[Figure content listings]
* * *

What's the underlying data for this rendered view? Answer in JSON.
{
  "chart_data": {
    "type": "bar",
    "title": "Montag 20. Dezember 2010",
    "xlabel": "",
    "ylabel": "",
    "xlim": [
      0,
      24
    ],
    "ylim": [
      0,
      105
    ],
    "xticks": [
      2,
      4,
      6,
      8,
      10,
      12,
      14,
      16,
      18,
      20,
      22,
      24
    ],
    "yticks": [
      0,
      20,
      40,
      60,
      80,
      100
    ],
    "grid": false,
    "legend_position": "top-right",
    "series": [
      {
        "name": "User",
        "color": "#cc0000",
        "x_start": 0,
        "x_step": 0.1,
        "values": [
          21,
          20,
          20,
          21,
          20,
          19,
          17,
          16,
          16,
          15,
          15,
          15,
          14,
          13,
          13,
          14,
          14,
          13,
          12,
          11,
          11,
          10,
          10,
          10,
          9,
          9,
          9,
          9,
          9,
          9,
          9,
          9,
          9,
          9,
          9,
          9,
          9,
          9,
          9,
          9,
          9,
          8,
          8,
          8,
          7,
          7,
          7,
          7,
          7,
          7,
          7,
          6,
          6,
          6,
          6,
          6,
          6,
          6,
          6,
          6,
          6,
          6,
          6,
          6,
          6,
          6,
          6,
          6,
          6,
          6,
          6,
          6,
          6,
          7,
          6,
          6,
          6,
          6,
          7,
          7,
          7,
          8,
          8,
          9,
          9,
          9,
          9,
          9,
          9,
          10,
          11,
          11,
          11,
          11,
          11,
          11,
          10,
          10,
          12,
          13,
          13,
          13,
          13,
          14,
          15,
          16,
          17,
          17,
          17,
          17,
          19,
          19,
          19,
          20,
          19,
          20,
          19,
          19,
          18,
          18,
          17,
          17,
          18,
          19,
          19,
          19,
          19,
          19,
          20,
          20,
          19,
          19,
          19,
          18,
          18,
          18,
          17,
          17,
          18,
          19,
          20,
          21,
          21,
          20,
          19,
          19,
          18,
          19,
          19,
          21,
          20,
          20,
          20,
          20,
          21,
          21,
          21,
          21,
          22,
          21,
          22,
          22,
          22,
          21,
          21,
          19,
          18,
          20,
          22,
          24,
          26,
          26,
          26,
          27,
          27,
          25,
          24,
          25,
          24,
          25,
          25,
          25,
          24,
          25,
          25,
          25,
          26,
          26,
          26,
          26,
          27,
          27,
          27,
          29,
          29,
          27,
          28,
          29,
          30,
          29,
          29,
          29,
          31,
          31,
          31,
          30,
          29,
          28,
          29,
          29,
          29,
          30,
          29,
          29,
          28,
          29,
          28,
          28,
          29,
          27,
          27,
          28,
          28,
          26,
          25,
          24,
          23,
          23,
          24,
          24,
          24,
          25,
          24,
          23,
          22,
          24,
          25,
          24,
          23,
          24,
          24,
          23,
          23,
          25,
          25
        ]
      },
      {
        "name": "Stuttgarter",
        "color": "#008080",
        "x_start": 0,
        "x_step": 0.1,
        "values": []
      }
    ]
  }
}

* * *

**Aim:** The entries above must be returned in full, exactly as shown.

**Complete response:**
What's the underlying data for this rendered view? Answer in JSON.
{
  "chart_data": {
    "type": "bar",
    "title": "Montag 20. Dezember 2010",
    "xlabel": "",
    "ylabel": "",
    "xlim": [
      0,
      24
    ],
    "ylim": [
      0,
      105
    ],
    "xticks": [
      2,
      4,
      6,
      8,
      10,
      12,
      14,
      16,
      18,
      20,
      22,
      24
    ],
    "yticks": [
      0,
      20,
      40,
      60,
      80,
      100
    ],
    "grid": false,
    "legend_position": "top-right",
    "series": [
      {
        "name": "User",
        "color": "#cc0000",
        "x_start": 0,
        "x_step": 0.1,
        "values": [
          21,
          20,
          20,
          21,
          20,
          19,
          17,
          16,
          16,
          15,
          15,
          15,
          14,
          13,
          13,
          14,
          14,
          13,
          12,
          11,
          11,
          10,
          10,
          10,
          9,
          9,
          9,
          9,
          9,
          9,
          9,
          9,
          9,
          9,
          9,
          9,
          9,
          9,
          9,
          9,
          9,
          8,
          8,
          8,
          7,
          7,
          7,
          7,
          7,
          7,
          7,
          6,
          6,
          6,
          6,
          6,
          6,
          6,
          6,
          6,
          6,
          6,
          6,
          6,
          6,
          6,
          6,
          6,
          6,
          6,
          6,
          6,
          6,
          7,
          6,
          6,
          6,
          6,
          7,
          7,
          7,
          8,
          8,
          9,
          9,
          9,
          9,
          9,
          9,
          10,
          11,
          11,
          11,
          11,
          11,
          11,
          10,
          10,
          12,
          13,
          13,
          13,
          13,
          14,
          15,
          16,
          17,
          17,
          17,
          17,
          19,
          19,
          19,
          20,
          19,
          20,
          19,
          19,
          18,
          18,
          17,
          17,
          18,
          19,
          19,
          19,
          19,
          19,
          20,
          20,
          19,
          19,
          19,
          18,
          18,
          18,
          17,
          17,
          18,
          19,
          20,
          21,
          21,
          20,
          19,
          19,
          18,
          19,
          19,
          21,
          20,
          20,
          20,
          20,
          21,
          21,
          21,
          21,
          22,
          21,
          22,
          22,
          22,
          21,
          21,
          19,
          18,
          20,
          22,
          24,
          26,
          26,
          26,
          27,
          27,
          25,
          24,
          25,
          24,
          25,
          25,
          25,
          24,
          25,
          25,
          25,
          26,
          26,
          26,
          26,
          27,
          27,
          27,
          29,
          29,
          27,
          28,
          29,
          30,
          29,
          29,
          29,
          31,
          31,
          31,
          30,
          29,
          28,
          29,
          29,
          29,
          30,
          29,
          29,
          28,
          29,
          28,
          28,
          29,
          27,
          27,
          28,
          28,
          26,
          25,
          24,
          23,
          23,
          24,
          24,
          24,
          25,
          24,
          23,
          22,
          24,
          25,
          24,
          23,
          24,
          24,
          23,
          23,
          25,
          25
        ]
      },
      {
        "name": "Stuttgarter",
        "color": "#008080",
        "x_start": 0,
        "x_step": 0.1,
        "values": []
      }
    ]
  }
}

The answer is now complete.